Saved entries
^^^^^^^^^^^^^^^^

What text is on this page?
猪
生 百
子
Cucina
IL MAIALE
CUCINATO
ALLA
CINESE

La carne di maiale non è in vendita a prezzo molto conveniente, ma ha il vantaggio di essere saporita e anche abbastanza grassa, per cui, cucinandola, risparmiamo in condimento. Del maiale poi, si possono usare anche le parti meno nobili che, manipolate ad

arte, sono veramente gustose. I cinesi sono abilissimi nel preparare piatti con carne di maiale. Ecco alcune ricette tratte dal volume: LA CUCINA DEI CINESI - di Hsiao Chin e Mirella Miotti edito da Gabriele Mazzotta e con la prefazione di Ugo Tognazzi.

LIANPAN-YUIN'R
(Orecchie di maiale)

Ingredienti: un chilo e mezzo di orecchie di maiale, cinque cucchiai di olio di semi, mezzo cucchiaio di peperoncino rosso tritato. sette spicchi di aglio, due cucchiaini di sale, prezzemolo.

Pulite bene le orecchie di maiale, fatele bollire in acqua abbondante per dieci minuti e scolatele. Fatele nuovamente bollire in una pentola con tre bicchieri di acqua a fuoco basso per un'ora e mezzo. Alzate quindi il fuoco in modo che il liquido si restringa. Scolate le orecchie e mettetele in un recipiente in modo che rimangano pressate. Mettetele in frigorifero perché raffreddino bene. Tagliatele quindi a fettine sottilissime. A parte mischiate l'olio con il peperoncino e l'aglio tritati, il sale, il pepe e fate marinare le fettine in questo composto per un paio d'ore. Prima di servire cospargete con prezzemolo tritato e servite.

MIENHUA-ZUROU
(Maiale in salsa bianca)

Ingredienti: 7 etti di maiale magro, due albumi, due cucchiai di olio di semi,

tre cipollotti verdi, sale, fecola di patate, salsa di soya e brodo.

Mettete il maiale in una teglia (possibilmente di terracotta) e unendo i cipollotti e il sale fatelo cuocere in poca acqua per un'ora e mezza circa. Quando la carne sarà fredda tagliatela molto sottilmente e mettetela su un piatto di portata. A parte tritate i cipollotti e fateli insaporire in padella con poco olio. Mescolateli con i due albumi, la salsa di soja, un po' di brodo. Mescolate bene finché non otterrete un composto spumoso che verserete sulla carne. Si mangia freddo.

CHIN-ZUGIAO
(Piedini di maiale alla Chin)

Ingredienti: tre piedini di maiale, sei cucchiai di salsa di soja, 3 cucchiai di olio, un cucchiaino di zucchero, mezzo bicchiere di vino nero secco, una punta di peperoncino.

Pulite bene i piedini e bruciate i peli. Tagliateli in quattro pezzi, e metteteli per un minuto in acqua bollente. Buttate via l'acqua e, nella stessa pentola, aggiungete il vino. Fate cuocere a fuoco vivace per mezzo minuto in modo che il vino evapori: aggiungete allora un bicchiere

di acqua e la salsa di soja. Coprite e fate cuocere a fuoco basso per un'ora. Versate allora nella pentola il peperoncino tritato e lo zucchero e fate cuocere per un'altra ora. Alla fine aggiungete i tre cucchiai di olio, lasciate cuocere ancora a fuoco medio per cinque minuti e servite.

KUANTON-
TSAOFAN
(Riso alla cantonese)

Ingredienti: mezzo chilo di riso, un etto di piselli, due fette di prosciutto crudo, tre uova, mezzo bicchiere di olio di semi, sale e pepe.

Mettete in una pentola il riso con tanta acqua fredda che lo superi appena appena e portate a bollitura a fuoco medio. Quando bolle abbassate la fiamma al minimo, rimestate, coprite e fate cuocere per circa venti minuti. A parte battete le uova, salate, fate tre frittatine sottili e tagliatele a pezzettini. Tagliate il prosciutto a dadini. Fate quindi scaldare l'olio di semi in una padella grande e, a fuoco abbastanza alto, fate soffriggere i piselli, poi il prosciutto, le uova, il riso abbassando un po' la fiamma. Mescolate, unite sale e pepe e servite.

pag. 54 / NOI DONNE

^^^^^^^^^^^^^^^^

### Task to complete
Print the listing above in full, exactly as it is.

### Task result
What text is on this page?
猪
生 百
子
Cucina
IL MAIALE
CUCINATO
ALLA
CINESE

La carne di maiale non è in vendita a prezzo molto conveniente, ma ha il vantaggio di essere saporita e anche abbastanza grassa, per cui, cucinandola, risparmiamo in condimento. Del maiale poi, si possono usare anche le parti meno nobili che, manipolate ad

arte, sono veramente gustose. I cinesi sono abilissimi nel preparare piatti con carne di maiale. Ecco alcune ricette tratte dal volume: LA CUCINA DEI CINESI - di Hsiao Chin e Mirella Miotti edito da Gabriele Mazzotta e con la prefazione di Ugo Tognazzi.

LIANPAN-YUIN'R
(Orecchie di maiale)

Ingredienti: un chilo e mezzo di orecchie di maiale, cinque cucchiai di olio di semi, mezzo cucchiaio di peperoncino rosso tritato. sette spicchi di aglio, due cucchiaini di sale, prezzemolo.

Pulite bene le orecchie di maiale, fatele bollire in acqua abbondante per dieci minuti e scolatele. Fatele nuovamente bollire in una pentola con tre bicchieri di acqua a fuoco basso per un'ora e mezzo. Alzate quindi il fuoco in modo che il liquido si restringa. Scolate le orecchie e mettetele in un recipiente in modo che rimangano pressate. Mettetele in frigorifero perché raffreddino bene. Tagliatele quindi a fettine sottilissime. A parte mischiate l'olio con il peperoncino e l'aglio tritati, il sale, il pepe e fate marinare le fettine in questo composto per un paio d'ore. Prima di servire cospargete con prezzemolo tritato e servite.

MIENHUA-ZUROU
(Maiale in salsa bianca)

Ingredienti: 7 etti di maiale magro, due albumi, due cucchiai di olio di semi,

tre cipollotti verdi, sale, fecola di patate, salsa di soya e brodo.

Mettete il maiale in una teglia (possibilmente di terracotta) e unendo i cipollotti e il sale fatelo cuocere in poca acqua per un'ora e mezza circa. Quando la carne sarà fredda tagliatela molto sottilmente e mettetela su un piatto di portata. A parte tritate i cipollotti e fateli insaporire in padella con poco olio. Mescolateli con i due albumi, la salsa di soja, un po' di brodo. Mescolate bene finché non otterrete un composto spumoso che verserete sulla carne. Si mangia freddo.

CHIN-ZUGIAO
(Piedini di maiale alla Chin)

Ingredienti: tre piedini di maiale, sei cucchiai di salsa di soja, 3 cucchiai di olio, un cucchiaino di zucchero, mezzo bicchiere di vino nero secco, una punta di peperoncino.

Pulite bene i piedini e bruciate i peli. Tagliateli in quattro pezzi, e metteteli per un minuto in acqua bollente. Buttate via l'acqua e, nella stessa pentola, aggiungete il vino. Fate cuocere a fuoco vivace per mezzo minuto in modo che il vino evapori: aggiungete allora un bicchiere

di acqua e la salsa di soja. Coprite e fate cuocere a fuoco basso per un'ora. Versate allora nella pentola il peperoncino tritato e lo zucchero e fate cuocere per un'altra ora. Alla fine aggiungete i tre cucchiai di olio, lasciate cuocere ancora a fuoco medio per cinque minuti e servite.

KUANTON-
TSAOFAN
(Riso alla cantonese)

Ingredienti: mezzo chilo di riso, un etto di piselli, due fette di prosciutto crudo, tre uova, mezzo bicchiere di olio di semi, sale e pepe.

Mettete in una pentola il riso con tanta acqua fredda che lo superi appena appena e portate a bollitura a fuoco medio. Quando bolle abbassate la fiamma al minimo, rimestate, coprite e fate cuocere per circa venti minuti. A parte battete le uova, salate, fate tre frittatine sottili e tagliatele a pezzettini. Tagliate il prosciutto a dadini. Fate quindi scaldare l'olio di semi in una padella grande e, a fuoco abbastanza alto, fate soffriggere i piselli, poi il prosciutto, le uova, il riso abbassando un po' la fiamma. Mescolate, unite sale e pepe e servite.

pag. 54 / NOI DONNE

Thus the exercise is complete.